_Written problem_
Answer with one number: how many lines have "Percentual".

_Material for this task_
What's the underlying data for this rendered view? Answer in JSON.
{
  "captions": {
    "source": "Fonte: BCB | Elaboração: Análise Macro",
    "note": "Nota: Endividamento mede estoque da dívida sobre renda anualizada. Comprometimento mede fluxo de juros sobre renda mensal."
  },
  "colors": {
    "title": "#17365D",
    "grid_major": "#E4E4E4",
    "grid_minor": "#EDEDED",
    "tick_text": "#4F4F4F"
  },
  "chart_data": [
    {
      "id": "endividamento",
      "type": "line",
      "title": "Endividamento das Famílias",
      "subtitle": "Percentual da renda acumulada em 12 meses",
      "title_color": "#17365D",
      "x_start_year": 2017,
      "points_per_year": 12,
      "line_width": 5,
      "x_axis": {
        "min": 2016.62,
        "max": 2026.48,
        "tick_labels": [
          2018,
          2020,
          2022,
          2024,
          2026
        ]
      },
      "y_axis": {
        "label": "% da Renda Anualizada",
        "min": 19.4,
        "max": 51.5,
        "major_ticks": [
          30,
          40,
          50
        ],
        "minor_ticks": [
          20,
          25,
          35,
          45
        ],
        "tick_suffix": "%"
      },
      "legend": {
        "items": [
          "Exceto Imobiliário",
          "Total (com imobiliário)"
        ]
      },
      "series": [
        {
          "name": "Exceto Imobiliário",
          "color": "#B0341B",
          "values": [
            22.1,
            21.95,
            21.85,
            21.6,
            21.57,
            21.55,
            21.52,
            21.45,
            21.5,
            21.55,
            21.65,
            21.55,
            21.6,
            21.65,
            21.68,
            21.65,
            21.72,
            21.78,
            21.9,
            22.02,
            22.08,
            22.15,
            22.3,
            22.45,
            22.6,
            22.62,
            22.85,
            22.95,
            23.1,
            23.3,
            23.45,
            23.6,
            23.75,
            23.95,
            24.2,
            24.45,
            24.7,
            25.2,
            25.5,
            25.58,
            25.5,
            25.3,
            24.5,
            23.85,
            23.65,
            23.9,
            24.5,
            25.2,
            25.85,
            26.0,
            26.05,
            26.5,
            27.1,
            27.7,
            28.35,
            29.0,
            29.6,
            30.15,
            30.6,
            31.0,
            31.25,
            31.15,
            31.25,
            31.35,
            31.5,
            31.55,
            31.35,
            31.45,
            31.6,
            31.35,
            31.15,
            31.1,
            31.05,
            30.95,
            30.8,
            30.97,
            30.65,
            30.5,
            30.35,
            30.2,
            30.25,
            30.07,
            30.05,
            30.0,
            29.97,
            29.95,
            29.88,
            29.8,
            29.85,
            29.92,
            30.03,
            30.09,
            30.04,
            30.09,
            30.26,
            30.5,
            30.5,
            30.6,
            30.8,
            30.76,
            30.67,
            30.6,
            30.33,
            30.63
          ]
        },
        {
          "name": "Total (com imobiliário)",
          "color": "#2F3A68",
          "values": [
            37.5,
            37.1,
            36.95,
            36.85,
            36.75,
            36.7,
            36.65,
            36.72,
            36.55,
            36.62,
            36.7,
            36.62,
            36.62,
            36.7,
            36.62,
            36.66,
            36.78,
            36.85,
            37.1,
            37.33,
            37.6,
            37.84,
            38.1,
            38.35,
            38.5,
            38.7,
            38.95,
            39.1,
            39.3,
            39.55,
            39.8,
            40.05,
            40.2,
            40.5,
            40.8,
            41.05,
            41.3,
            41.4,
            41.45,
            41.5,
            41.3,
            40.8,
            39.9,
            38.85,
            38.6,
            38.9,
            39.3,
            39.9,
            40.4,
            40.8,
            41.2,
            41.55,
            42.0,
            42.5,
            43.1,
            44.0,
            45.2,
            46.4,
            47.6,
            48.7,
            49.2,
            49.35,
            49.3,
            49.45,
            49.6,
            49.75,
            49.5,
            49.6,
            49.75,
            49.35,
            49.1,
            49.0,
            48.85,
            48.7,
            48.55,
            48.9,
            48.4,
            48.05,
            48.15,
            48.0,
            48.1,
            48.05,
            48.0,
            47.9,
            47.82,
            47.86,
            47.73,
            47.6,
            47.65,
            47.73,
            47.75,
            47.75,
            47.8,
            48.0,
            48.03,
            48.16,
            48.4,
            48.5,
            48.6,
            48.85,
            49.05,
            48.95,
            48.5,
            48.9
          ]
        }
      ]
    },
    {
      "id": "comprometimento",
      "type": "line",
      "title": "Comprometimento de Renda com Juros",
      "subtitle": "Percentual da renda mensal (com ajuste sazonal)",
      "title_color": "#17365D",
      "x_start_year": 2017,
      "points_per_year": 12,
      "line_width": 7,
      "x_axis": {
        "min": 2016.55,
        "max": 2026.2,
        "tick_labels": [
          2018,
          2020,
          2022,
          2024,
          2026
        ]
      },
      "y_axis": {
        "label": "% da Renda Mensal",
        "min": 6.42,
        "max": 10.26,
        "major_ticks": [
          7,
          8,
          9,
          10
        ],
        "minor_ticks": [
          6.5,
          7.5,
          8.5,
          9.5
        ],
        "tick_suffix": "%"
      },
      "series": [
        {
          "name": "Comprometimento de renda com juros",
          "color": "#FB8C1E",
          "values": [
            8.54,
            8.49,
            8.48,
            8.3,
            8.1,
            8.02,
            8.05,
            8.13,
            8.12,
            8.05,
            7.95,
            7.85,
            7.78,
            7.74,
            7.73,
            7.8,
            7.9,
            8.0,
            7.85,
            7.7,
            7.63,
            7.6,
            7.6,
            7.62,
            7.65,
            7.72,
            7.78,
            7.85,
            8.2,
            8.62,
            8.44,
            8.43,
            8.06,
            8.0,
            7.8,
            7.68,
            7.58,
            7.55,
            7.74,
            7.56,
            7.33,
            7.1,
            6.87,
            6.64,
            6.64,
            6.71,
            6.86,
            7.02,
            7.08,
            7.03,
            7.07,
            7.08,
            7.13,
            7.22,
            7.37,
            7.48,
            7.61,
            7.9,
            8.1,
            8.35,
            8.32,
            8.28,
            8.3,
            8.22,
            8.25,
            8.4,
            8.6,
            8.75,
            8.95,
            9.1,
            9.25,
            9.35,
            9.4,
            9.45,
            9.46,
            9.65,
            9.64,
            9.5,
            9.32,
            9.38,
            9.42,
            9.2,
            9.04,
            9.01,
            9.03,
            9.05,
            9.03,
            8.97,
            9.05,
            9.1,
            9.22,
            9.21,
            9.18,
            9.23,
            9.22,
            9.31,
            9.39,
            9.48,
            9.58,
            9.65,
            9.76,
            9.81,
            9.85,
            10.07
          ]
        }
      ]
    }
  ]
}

_The response_
2